-- Start --
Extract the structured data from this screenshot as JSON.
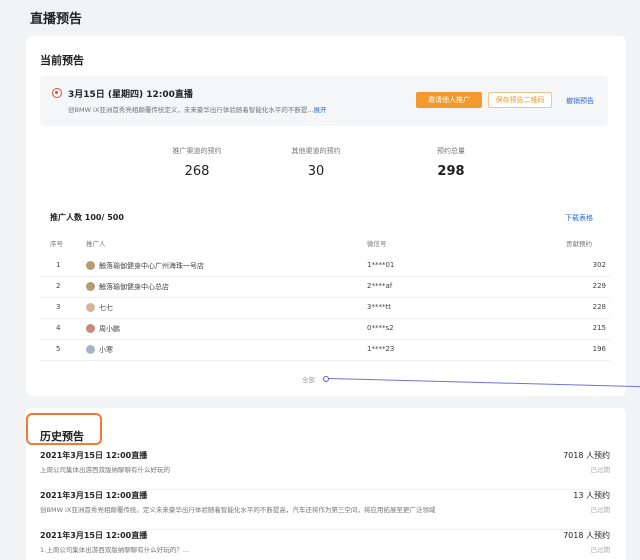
{
  "page": {
    "title": "直播预告"
  },
  "current": {
    "section_title": "当前预告",
    "preview": {
      "title": "3月15日 (星期四) 12:00直播",
      "description": "创BMW iX亚洲首秀亮相颠覆传统定义，未来豪华出行体验随着智能化水平的不断提...",
      "expand": "展开",
      "invite_button": "邀请他人推广",
      "qrcode_button": "保存预告二维码",
      "revoke_link": "撤销预告"
    },
    "stats": [
      {
        "label": "推广渠道的预约",
        "value": "268"
      },
      {
        "label": "其他渠道的预约",
        "value": "30"
      },
      {
        "label": "预约总量",
        "value": "298"
      }
    ],
    "promoters": {
      "header": "推广人数 100/ 500",
      "download": "下载表格",
      "columns": [
        "序号",
        "推广人",
        "微信号",
        "贡献预约"
      ],
      "rows": [
        {
          "index": "1",
          "name": "触落瑜伽健身中心广州海珠一号店",
          "wechat": "1****01",
          "count": "302"
        },
        {
          "index": "2",
          "name": "触落瑜伽健身中心总店",
          "wechat": "2****af",
          "count": "229"
        },
        {
          "index": "3",
          "name": "七七",
          "wechat": "3****tt",
          "count": "228"
        },
        {
          "index": "4",
          "name": "周小鹏",
          "wechat": "0****s2",
          "count": "215"
        },
        {
          "index": "5",
          "name": "小寒",
          "wechat": "1****23",
          "count": "196"
        }
      ],
      "more": "全部"
    }
  },
  "history": {
    "section_title": "历史预告",
    "items": [
      {
        "title": "2021年3月15日 12:00直播",
        "desc": "上周公司集体出游西双版纳聊聊有什么好玩的",
        "count": "7018 人预约",
        "status": "已过期"
      },
      {
        "title": "2021年3月15日 12:00直播",
        "desc": "创BMW iX亚洲首秀亮相颠覆传统。定义未来豪华出行体验随着智能化水平的不断提高，汽车还将作为第三空间，将应用拓展至更广泛领域",
        "count": "13 人预约",
        "status": "已过期"
      },
      {
        "title": "2021年3月15日 12:00直播",
        "desc": "1.上周公司集体出游西双版纳聊聊有什么好玩的？...",
        "count": "7018 人预约",
        "status": "已过期"
      }
    ]
  }
}
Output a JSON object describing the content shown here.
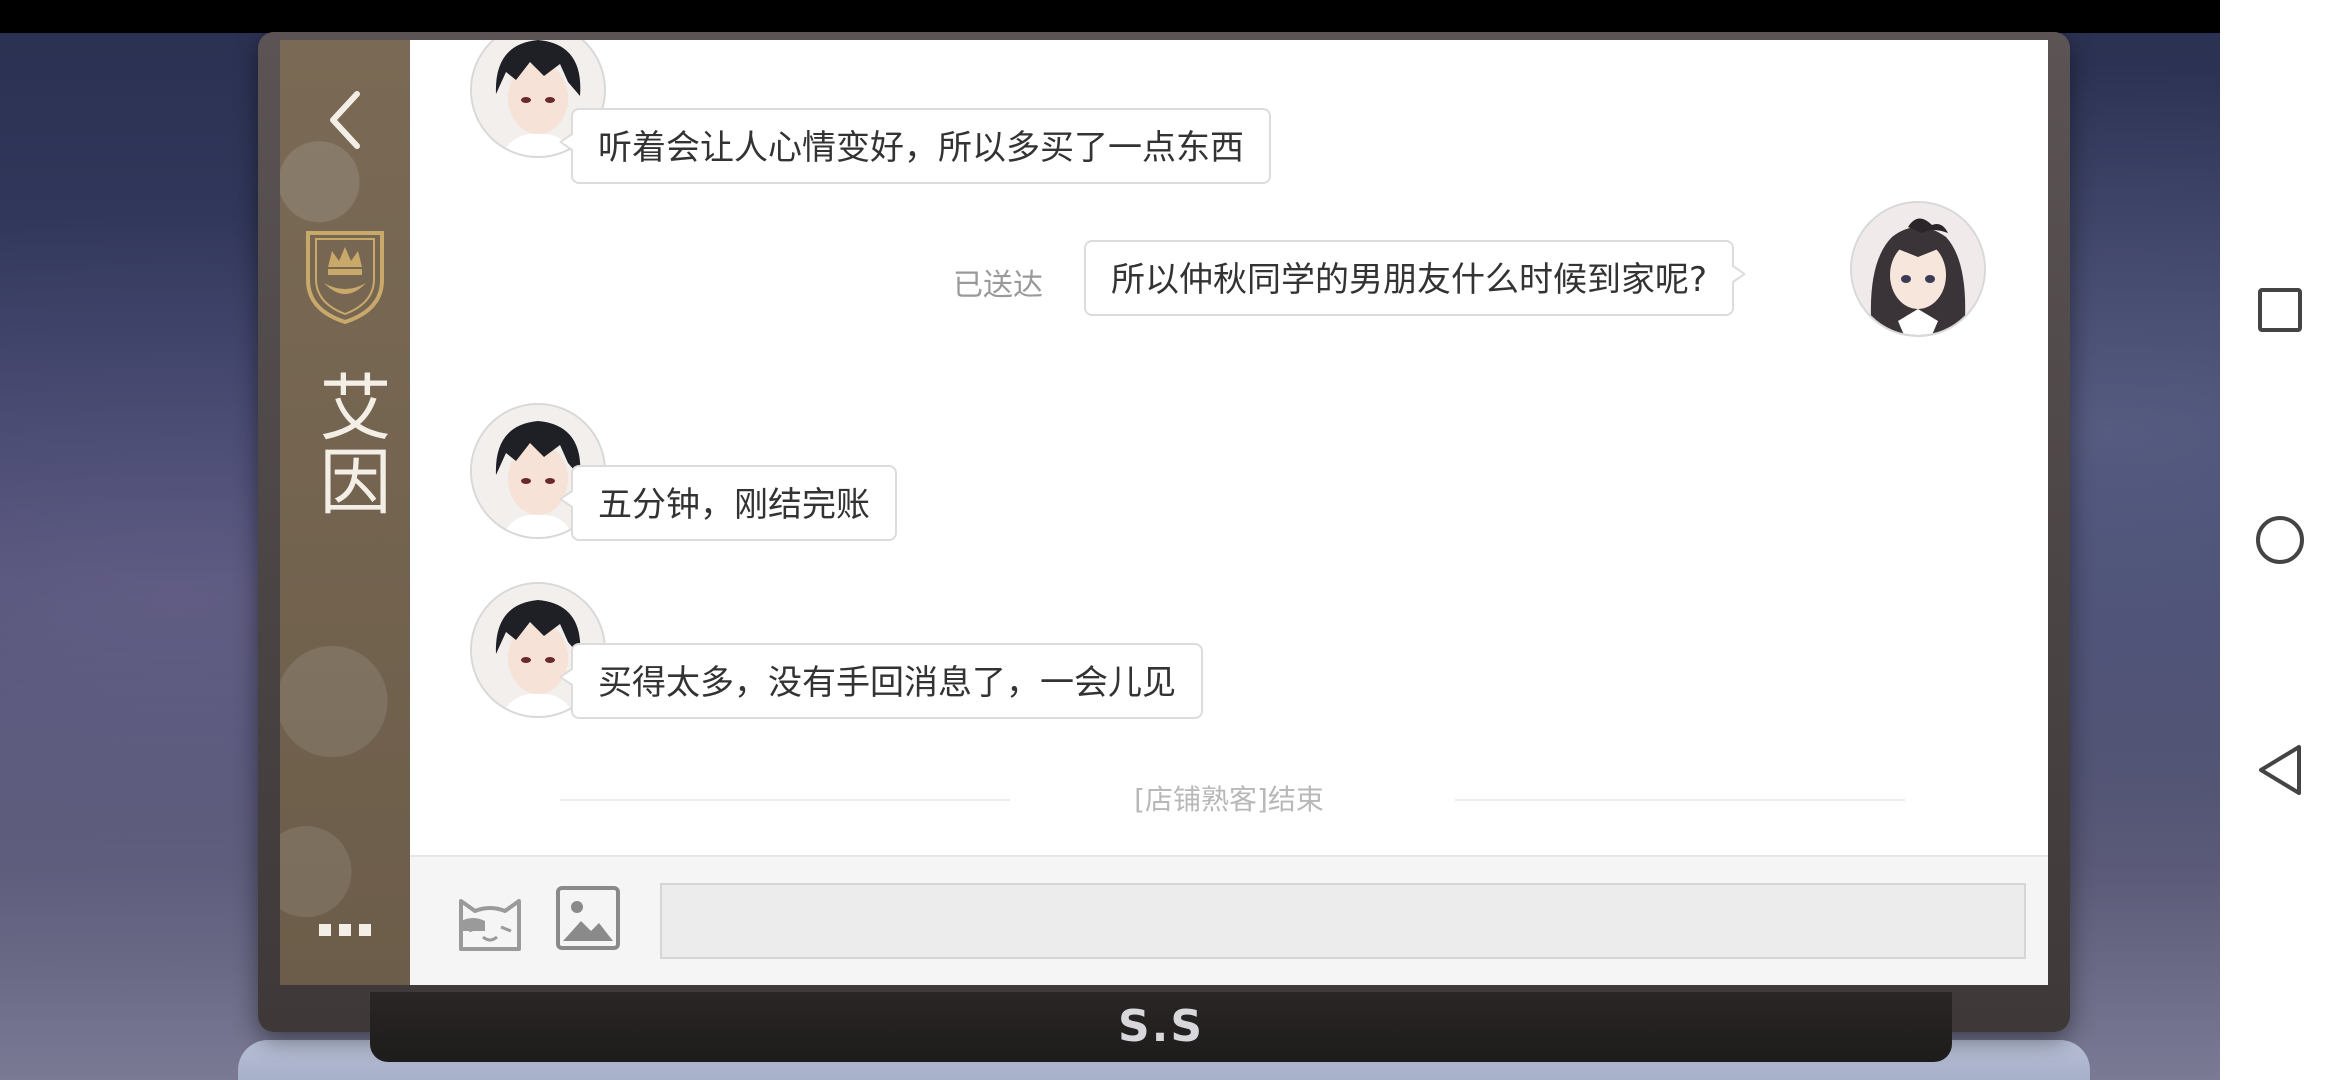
{
  "contact": {
    "name": "艾因"
  },
  "messages": [
    {
      "sender": "contact",
      "text": "听着会让人心情变好，所以多买了一点东西"
    },
    {
      "sender": "self",
      "text": "所以仲秋同学的男朋友什么时候到家呢?",
      "status": "已送达"
    },
    {
      "sender": "contact",
      "text": "五分钟，刚结完账"
    },
    {
      "sender": "contact",
      "text": "买得太多，没有手回消息了，一会儿见"
    }
  ],
  "chat_end_label": "[店铺熟客]结束",
  "input": {
    "value": "",
    "placeholder": ""
  },
  "device_brand": "S.S",
  "icons": {
    "back": "chevron-left-icon",
    "crest": "crown-crest-icon",
    "menu": "more-dots-icon",
    "sticker": "cat-sticker-icon",
    "image": "image-icon",
    "nav_recent": "square-recents-icon",
    "nav_home": "circle-home-icon",
    "nav_back": "triangle-back-icon"
  },
  "colors": {
    "sidebar": "#6c5d4a",
    "bubble_border": "#dcdcdc",
    "status_text": "#9a9a9a"
  }
}
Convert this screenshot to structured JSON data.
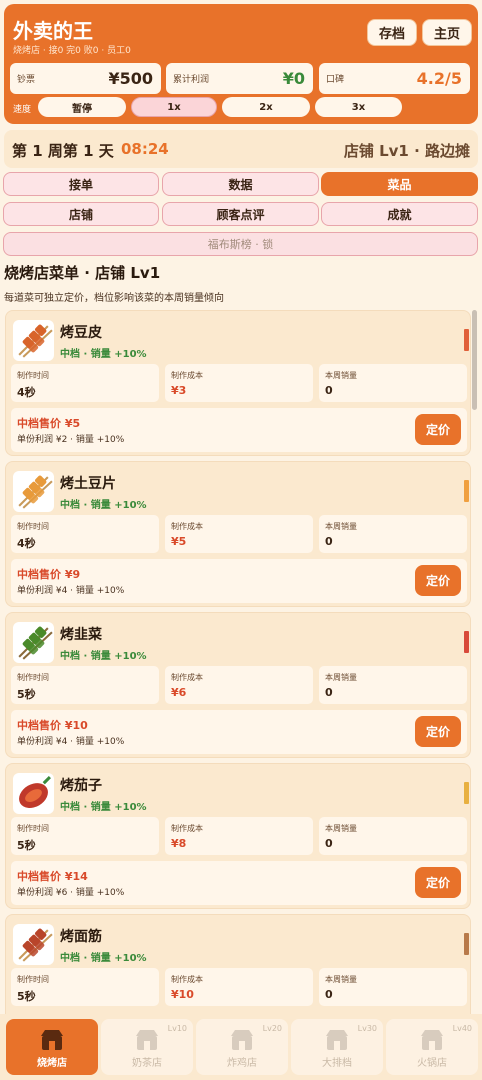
{
  "header": {
    "title": "外卖的王",
    "subtitle": "烧烤店 · 接0 完0 败0 · 员工0",
    "save_label": "存档",
    "home_label": "主页",
    "stats": [
      {
        "label": "钞票",
        "value": "¥500",
        "color": "#3a2414"
      },
      {
        "label": "累计利润",
        "value": "¥0",
        "color": "#3a8a3a"
      },
      {
        "label": "口碑",
        "value": "4.2/5",
        "color": "#e8722a"
      }
    ],
    "speed_label": "速度",
    "speeds": [
      "暂停",
      "1x",
      "2x",
      "3x"
    ],
    "active_speed": "1x"
  },
  "week": {
    "title": "第 1 周第 1 天",
    "time": "08:24",
    "shop_level": "店铺 Lv1 · 路边摊"
  },
  "tabs": {
    "row1": [
      "接单",
      "数据",
      "菜品"
    ],
    "row2": [
      "店铺",
      "顾客点评",
      "成就"
    ],
    "locked": "福布斯榜 · 锁",
    "active": "菜品"
  },
  "menu": {
    "title": "烧烤店菜单 · 店铺 Lv1",
    "desc": "每道菜可独立定价，档位影响该菜的本周销量倾向"
  },
  "labels": {
    "cook_time": "制作时间",
    "cost": "制作成本",
    "week_sales": "本周销量",
    "price_button": "定价"
  },
  "dishes": [
    {
      "name": "烤豆皮",
      "tag": "中档 · 销量 +10%",
      "cook_time": "4秒",
      "cost": "¥3",
      "sales": "0",
      "price": "中档售价 ¥5",
      "profit": "单份利润 ¥2 · 销量 +10%",
      "bar_color": "#e0603a",
      "icon": "skewer-icon"
    },
    {
      "name": "烤土豆片",
      "tag": "中档 · 销量 +10%",
      "cook_time": "4秒",
      "cost": "¥5",
      "sales": "0",
      "price": "中档售价 ¥9",
      "profit": "单份利润 ¥4 · 销量 +10%",
      "bar_color": "#f0a040",
      "icon": "potato-skewer-icon"
    },
    {
      "name": "烤韭菜",
      "tag": "中档 · 销量 +10%",
      "cook_time": "5秒",
      "cost": "¥6",
      "sales": "0",
      "price": "中档售价 ¥10",
      "profit": "单份利润 ¥4 · 销量 +10%",
      "bar_color": "#d84a3a",
      "icon": "chive-skewer-icon"
    },
    {
      "name": "烤茄子",
      "tag": "中档 · 销量 +10%",
      "cook_time": "5秒",
      "cost": "¥8",
      "sales": "0",
      "price": "中档售价 ¥14",
      "profit": "单份利润 ¥6 · 销量 +10%",
      "bar_color": "#e8b040",
      "icon": "eggplant-icon"
    },
    {
      "name": "烤面筋",
      "tag": "中档 · 销量 +10%",
      "cook_time": "5秒",
      "cost": "¥10",
      "sales": "0",
      "price": "",
      "profit": "",
      "bar_color": "#b87a4a",
      "icon": "gluten-skewer-icon"
    }
  ],
  "bottom_nav": [
    {
      "label": "烧烤店",
      "level": "",
      "active": true,
      "icon": "bbq-shop-icon"
    },
    {
      "label": "奶茶店",
      "level": "Lv10",
      "active": false,
      "icon": "milk-tea-shop-icon"
    },
    {
      "label": "炸鸡店",
      "level": "Lv20",
      "active": false,
      "icon": "fried-chicken-shop-icon"
    },
    {
      "label": "大排档",
      "level": "Lv30",
      "active": false,
      "icon": "food-stall-icon"
    },
    {
      "label": "火锅店",
      "level": "Lv40",
      "active": false,
      "icon": "hotpot-shop-icon"
    }
  ]
}
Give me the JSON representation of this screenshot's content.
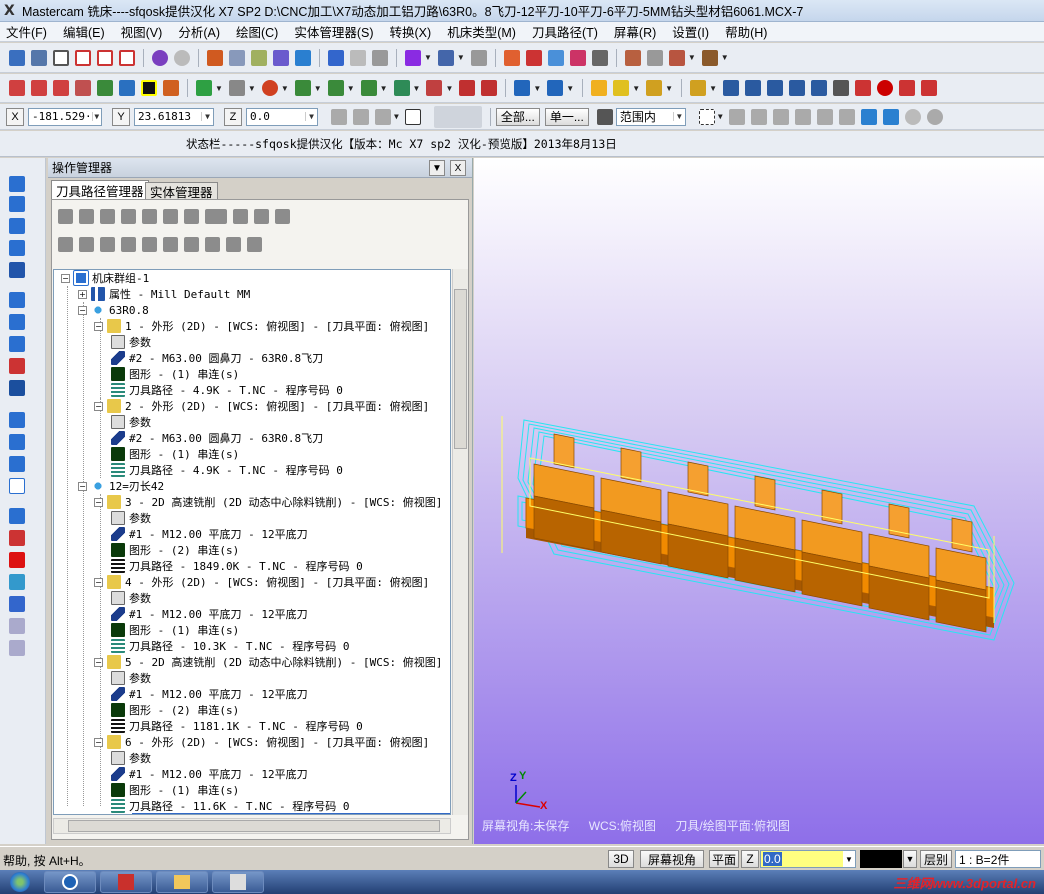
{
  "window": {
    "title": "Mastercam 铣床----sfqosk提供汉化 X7 SP2  D:\\CNC加工\\X7动态加工铝刀路\\63R0。8飞刀-12平刀-10平刀-6平刀-5MM钻头型材铝6061.MCX-7"
  },
  "menu": [
    "文件(F)",
    "编辑(E)",
    "视图(V)",
    "分析(A)",
    "绘图(C)",
    "实体管理器(S)",
    "转换(X)",
    "机床类型(M)",
    "刀具路径(T)",
    "屏幕(R)",
    "设置(I)",
    "帮助(H)"
  ],
  "coords": {
    "x_label": "X",
    "x_value": "-181.529·",
    "y_label": "Y",
    "y_value": "23.61813",
    "z_label": "Z",
    "z_value": "0.0",
    "all_btn": "全部...",
    "single_btn": "单一...",
    "range_value": "范围内"
  },
  "statusline": "状态栏-----sfqosk提供汉化【版本：Mc X7 sp2 汉化-预览版】2013年8月13日",
  "ops": {
    "title": "操作管理器",
    "close": "X",
    "tabs": [
      "刀具路径管理器",
      "实体管理器"
    ],
    "tree": [
      "机床群组-1",
      "属性 - Mill Default MM",
      "63R0.8",
      "1 - 外形 (2D) - [WCS: 俯视图] - [刀具平面: 俯视图]",
      "参数",
      "#2 - M63.00 圆鼻刀 - 63R0.8飞刀",
      "图形 - (1) 串连(s)",
      "刀具路径 - 4.9K - T.NC - 程序号码 0",
      "2 - 外形 (2D) - [WCS: 俯视图] - [刀具平面: 俯视图]",
      "参数",
      "#2 - M63.00 圆鼻刀 - 63R0.8飞刀",
      "图形 - (1) 串连(s)",
      "刀具路径 - 4.9K - T.NC - 程序号码 0",
      "12=刃长42",
      "3 - 2D 高速铣削 (2D 动态中心除料铣削) - [WCS: 俯视图]",
      "参数",
      "#1 - M12.00 平底刀 - 12平底刀",
      "图形 - (2) 串连(s)",
      "刀具路径 - 1849.0K - T.NC - 程序号码 0",
      "4 - 外形 (2D) - [WCS: 俯视图] - [刀具平面: 俯视图]",
      "参数",
      "#1 - M12.00 平底刀 - 12平底刀",
      "图形 - (1) 串连(s)",
      "刀具路径 - 10.3K - T.NC - 程序号码 0",
      "5 - 2D 高速铣削 (2D 动态中心除料铣削) - [WCS: 俯视图]",
      "参数",
      "#1 - M12.00 平底刀 - 12平底刀",
      "图形 - (2) 串连(s)",
      "刀具路径 - 1181.1K - T.NC - 程序号码 0",
      "6 - 外形 (2D) - [WCS: 俯视图] - [刀具平面: 俯视图]",
      "参数",
      "#1 - M12.00 平底刀 - 12平底刀",
      "图形 - (1) 串连(s)",
      "刀具路径 - 11.6K - T.NC - 程序号码 0"
    ]
  },
  "viewport": {
    "status": [
      "屏幕视角:未保存",
      "WCS:俯视图",
      "刀具/绘图平面:俯视图"
    ],
    "axis_x": "X",
    "axis_y": "Y",
    "axis_z": "Z"
  },
  "bottom": {
    "help": "帮助, 按 Alt+H。",
    "btn_3d": "3D",
    "btn_view": "屏幕视角",
    "btn_plane": "平面",
    "z_label": "Z",
    "z_value": "0.0",
    "layer_label": "层别",
    "layer_value": "1 : B=2件"
  },
  "watermark": "三维网www.3dportal.cn",
  "colors": {
    "stock": "#f08a00",
    "toolpath": "#27e6f2",
    "highlight": "#ffff66",
    "bg_top": "#ffffff",
    "bg_bottom": "#8e6fe9"
  }
}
-- End --
* **EXERCISE TASK**
Search the listing for the word "count" and return each line that holds it.

* **RESPONSE**
          "count": "302"
          "count": "229"
          "count": "228"
          "count": "215"
          "count": "196"
        "count": "7018 人预约",
        "count": "13 人预约",
        "count": "7018 人预约",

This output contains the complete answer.